■ **Your instructions**
Reproduce all the entries exactly and keep the pictures out.

■ **Task material**
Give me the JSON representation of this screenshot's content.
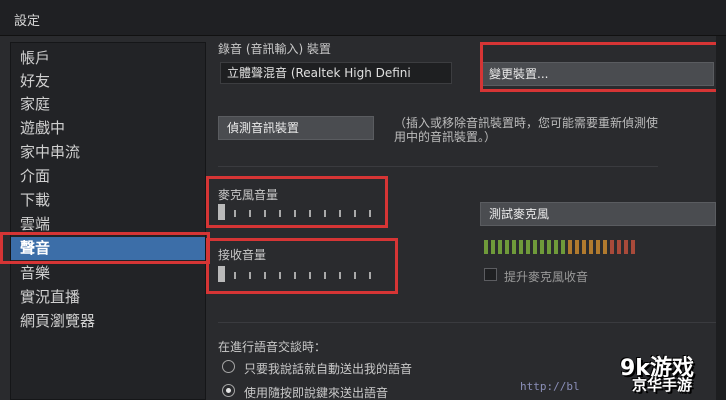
{
  "window": {
    "title": "設定",
    "top_residue": ""
  },
  "sidebar": {
    "items": [
      {
        "label": "帳戶"
      },
      {
        "label": "好友"
      },
      {
        "label": "家庭"
      },
      {
        "label": "遊戲中"
      },
      {
        "label": "家中串流"
      },
      {
        "label": "介面"
      },
      {
        "label": "下載"
      },
      {
        "label": "雲端"
      },
      {
        "label": "聲音",
        "active": true
      },
      {
        "label": "音樂"
      },
      {
        "label": "實況直播"
      },
      {
        "label": "網頁瀏覽器"
      }
    ]
  },
  "audio": {
    "recording_label": "錄音 (音訊輸入) 裝置",
    "device_value": "立體聲混音 (Realtek High Defini",
    "change_device_button": "變更裝置...",
    "detect_button": "偵測音訊裝置",
    "detect_note": "（插入或移除音訊裝置時，您可能需要重新偵測使用中的音訊裝置。）",
    "mic_volume_label": "麥克風音量",
    "receive_volume_label": "接收音量",
    "test_mic_button": "測試麥克風",
    "boost_mic_label": "提升麥克風收音",
    "mic_volume_level": 0.0,
    "receive_volume_level": 0.0,
    "voice_section_label": "在進行語音交談時：",
    "voice_options": [
      {
        "label": "只要我說話就自動送出我的語音",
        "checked": false
      },
      {
        "label": "使用隨按即說鍵來送出語音",
        "checked": true
      }
    ]
  },
  "colors": {
    "accent": "#3c6ea8",
    "highlight": "#d63535",
    "meter_green": "#6f9a3a",
    "meter_orange": "#b07a2e",
    "meter_red": "#a84a3a"
  },
  "watermark": {
    "url": "http://bl",
    "logo_line1": "9k游戏",
    "logo_line2": "京华手游"
  }
}
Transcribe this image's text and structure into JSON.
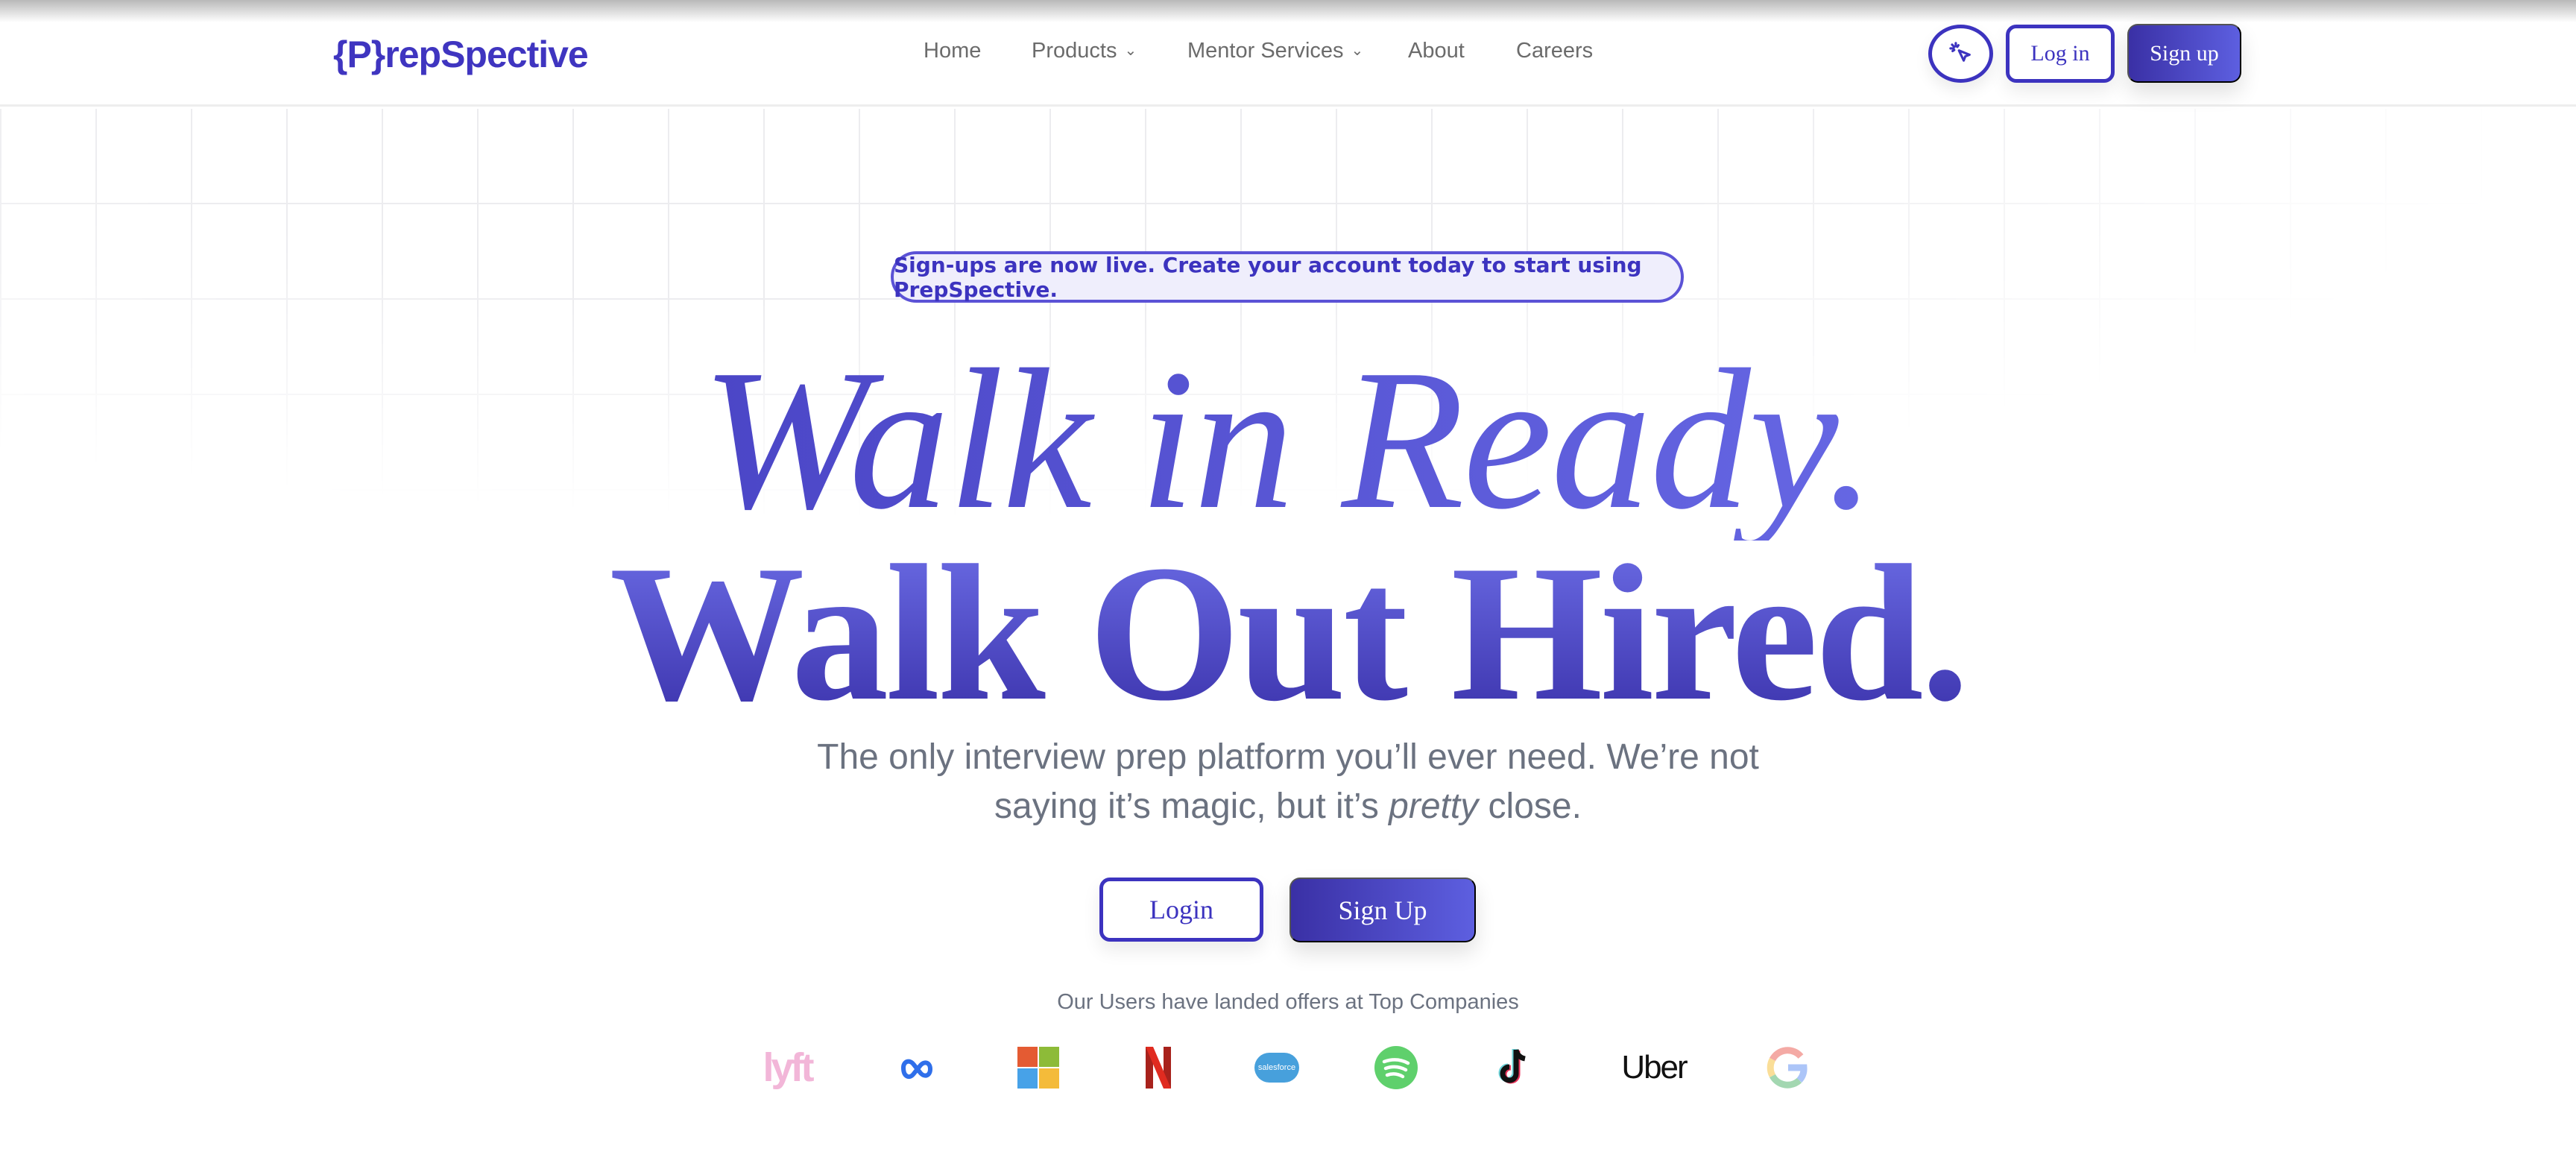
{
  "header": {
    "logo": "{P}repSpective",
    "nav": [
      {
        "label": "Home"
      },
      {
        "label": "Products",
        "dropdown": true
      },
      {
        "label": "Mentor Services",
        "dropdown": true
      },
      {
        "label": "About"
      },
      {
        "label": "Careers"
      }
    ],
    "cursor_icon": "cursor-click-icon",
    "login": "Log in",
    "signup": "Sign up"
  },
  "hero": {
    "banner": "Sign-ups are now live. Create your account today to start using PrepSpective.",
    "title_line1": "Walk in Ready.",
    "title_line2": "Walk Out Hired.",
    "subtitle_part1": "The only interview prep platform you’ll ever need. We’re not",
    "subtitle_part2": "saying it’s magic, but it’s ",
    "subtitle_em": "pretty",
    "subtitle_part3": " close.",
    "login": "Login",
    "signup": "Sign Up"
  },
  "companies": {
    "caption": "Our Users have landed offers at Top Companies",
    "logos": [
      "lyft",
      "meta",
      "microsoft",
      "netflix",
      "salesforce",
      "spotify",
      "tiktok",
      "Uber",
      "google"
    ],
    "salesforce_text": "salesforce",
    "uber_text": "Uber",
    "lyft_text": "lyft"
  },
  "colors": {
    "brand": "#3c33bf",
    "text_muted": "#6b7280"
  }
}
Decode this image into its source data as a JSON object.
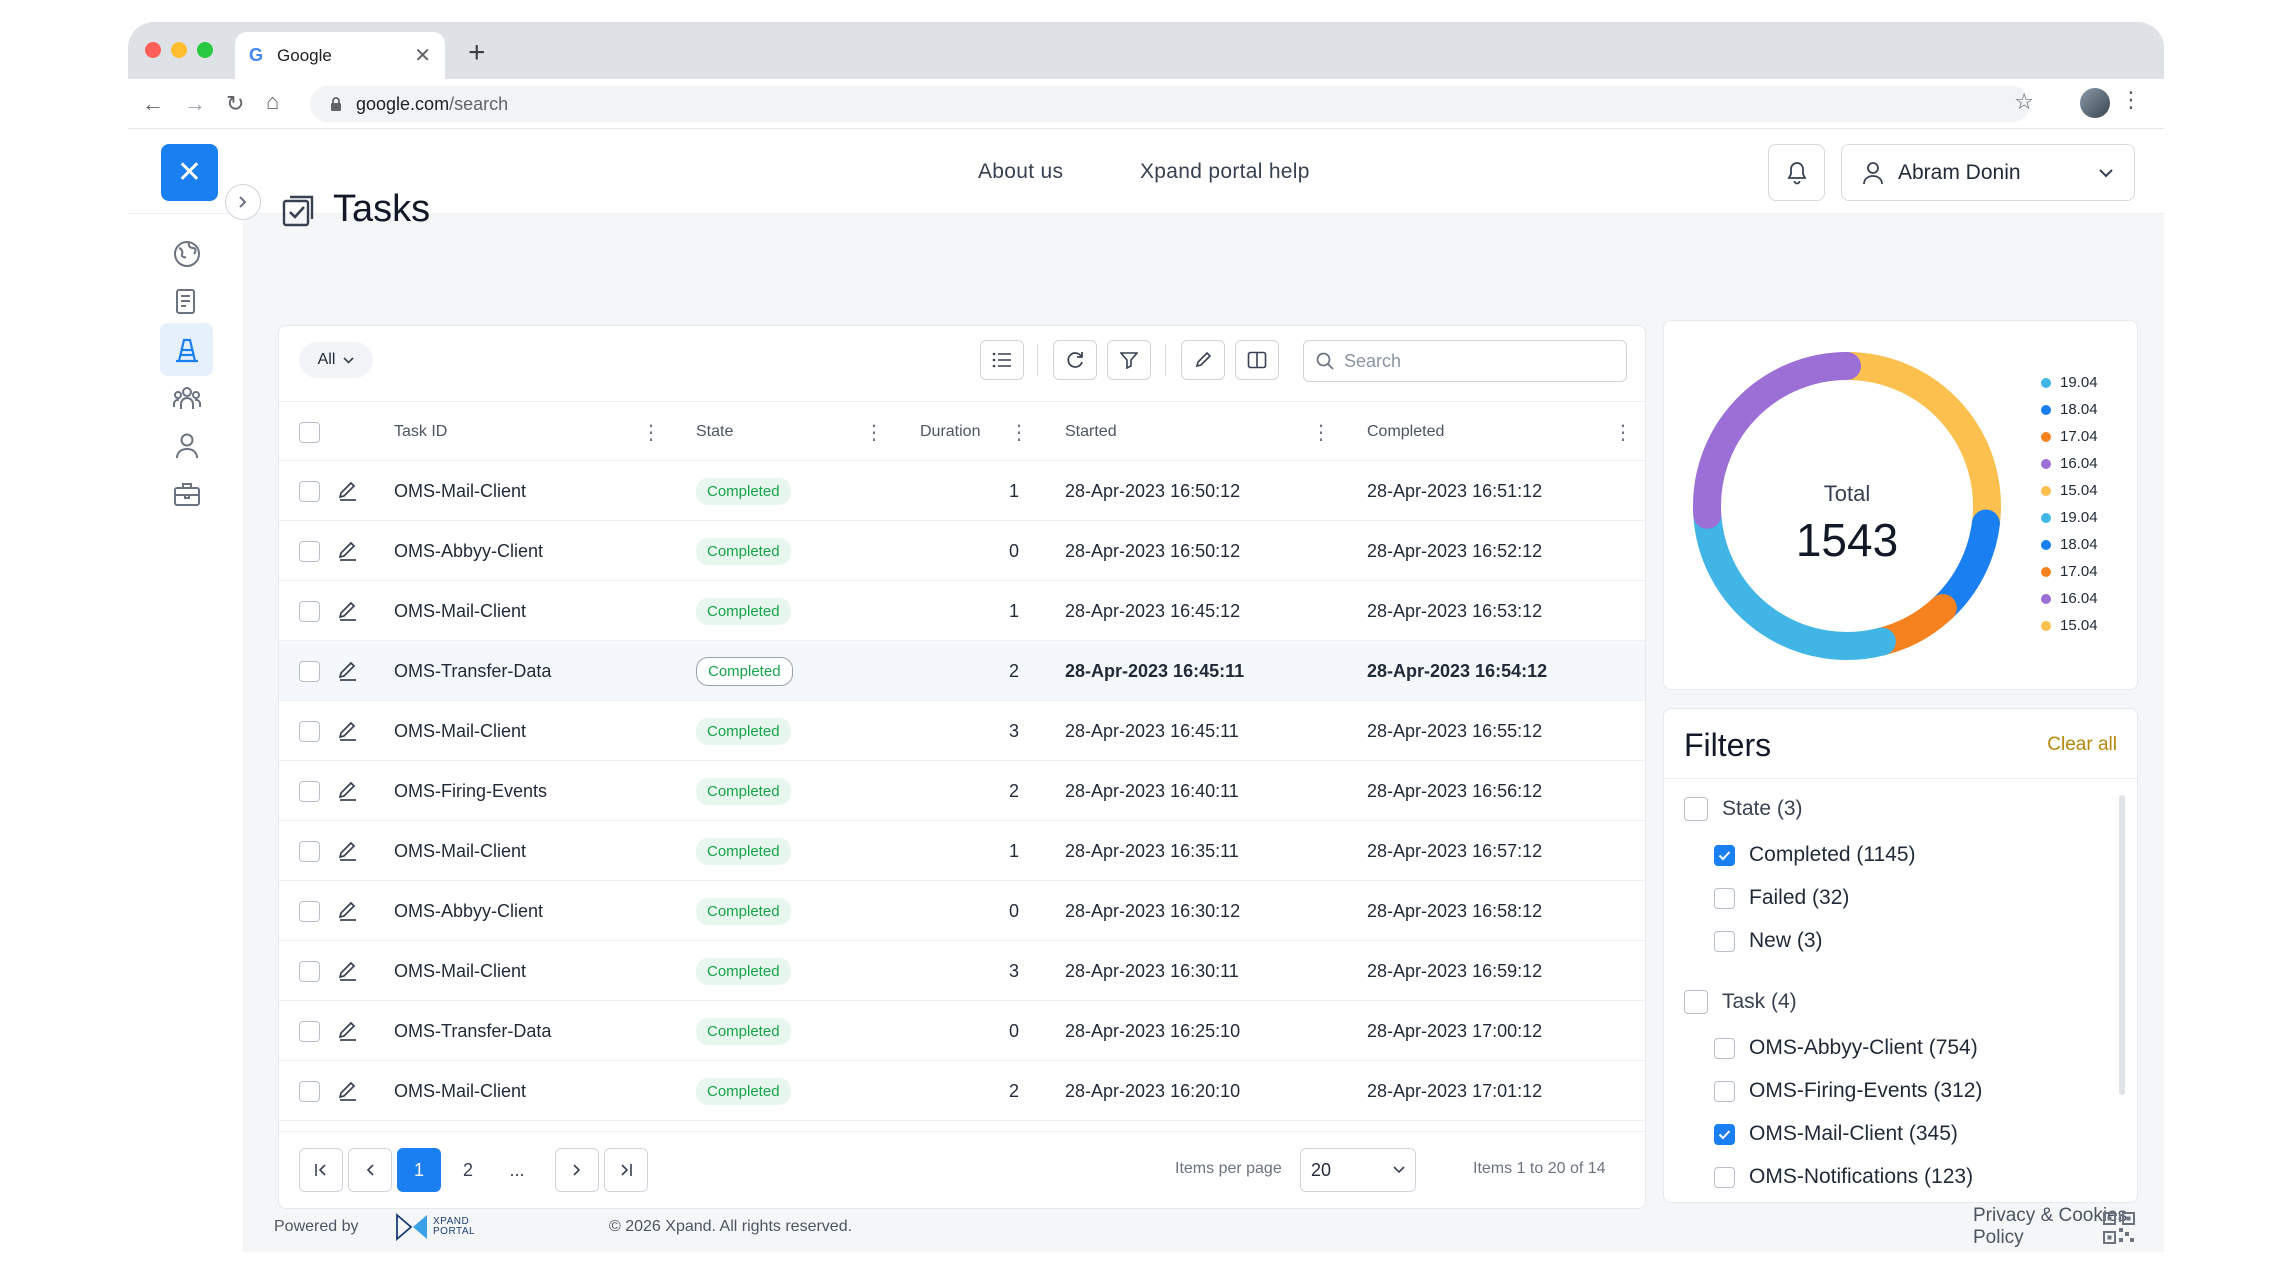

■ **Right answer**
Give me the JSON representation of this screenshot's content.
{
  "window": {
    "title": "設定",
    "top_residue": ""
  },
  "sidebar": {
    "items": [
      {
        "label": "帳戶"
      },
      {
        "label": "好友"
      },
      {
        "label": "家庭"
      },
      {
        "label": "遊戲中"
      },
      {
        "label": "家中串流"
      },
      {
        "label": "介面"
      },
      {
        "label": "下載"
      },
      {
        "label": "雲端"
      },
      {
        "label": "聲音",
        "active": true
      },
      {
        "label": "音樂"
      },
      {
        "label": "實況直播"
      },
      {
        "label": "網頁瀏覽器"
      }
    ]
  },
  "audio": {
    "recording_label": "錄音 (音訊輸入) 裝置",
    "device_value": "立體聲混音 (Realtek High Defini",
    "change_device_button": "變更裝置...",
    "detect_button": "偵測音訊裝置",
    "detect_note": "（插入或移除音訊裝置時，您可能需要重新偵測使用中的音訊裝置。）",
    "mic_volume_label": "麥克風音量",
    "receive_volume_label": "接收音量",
    "test_mic_button": "測試麥克風",
    "boost_mic_label": "提升麥克風收音",
    "mic_volume_level": 0.0,
    "receive_volume_level": 0.0,
    "voice_section_label": "在進行語音交談時：",
    "voice_options": [
      {
        "label": "只要我說話就自動送出我的語音",
        "checked": false
      },
      {
        "label": "使用隨按即說鍵來送出語音",
        "checked": true
      }
    ]
  },
  "colors": {
    "accent": "#3c6ea8",
    "highlight": "#d63535",
    "meter_green": "#6f9a3a",
    "meter_orange": "#b07a2e",
    "meter_red": "#a84a3a"
  },
  "watermark": {
    "url": "http://bl",
    "logo_line1": "9k游戏",
    "logo_line2": "京华手游"
  }
}
Transcribe this image's text and structure into JSON.
{
  "header": {
    "logo": "{P}repSpective",
    "nav": [
      {
        "label": "Home"
      },
      {
        "label": "Products",
        "dropdown": true
      },
      {
        "label": "Mentor Services",
        "dropdown": true
      },
      {
        "label": "About"
      },
      {
        "label": "Careers"
      }
    ],
    "cursor_icon": "cursor-click-icon",
    "login": "Log in",
    "signup": "Sign up"
  },
  "hero": {
    "banner": "Sign-ups are now live. Create your account today to start using PrepSpective.",
    "title_line1": "Walk in Ready.",
    "title_line2": "Walk Out Hired.",
    "subtitle_part1": "The only interview prep platform you’ll ever need. We’re not",
    "subtitle_part2": "saying it’s magic, but it’s ",
    "subtitle_em": "pretty",
    "subtitle_part3": " close.",
    "login": "Login",
    "signup": "Sign Up"
  },
  "companies": {
    "caption": "Our Users have landed offers at Top Companies",
    "logos": [
      "lyft",
      "meta",
      "microsoft",
      "netflix",
      "salesforce",
      "spotify",
      "tiktok",
      "Uber",
      "google"
    ],
    "salesforce_text": "salesforce",
    "uber_text": "Uber",
    "lyft_text": "lyft"
  },
  "colors": {
    "brand": "#3c33bf",
    "text_muted": "#6b7280"
  }
}
Decode this image into its source data as a JSON object.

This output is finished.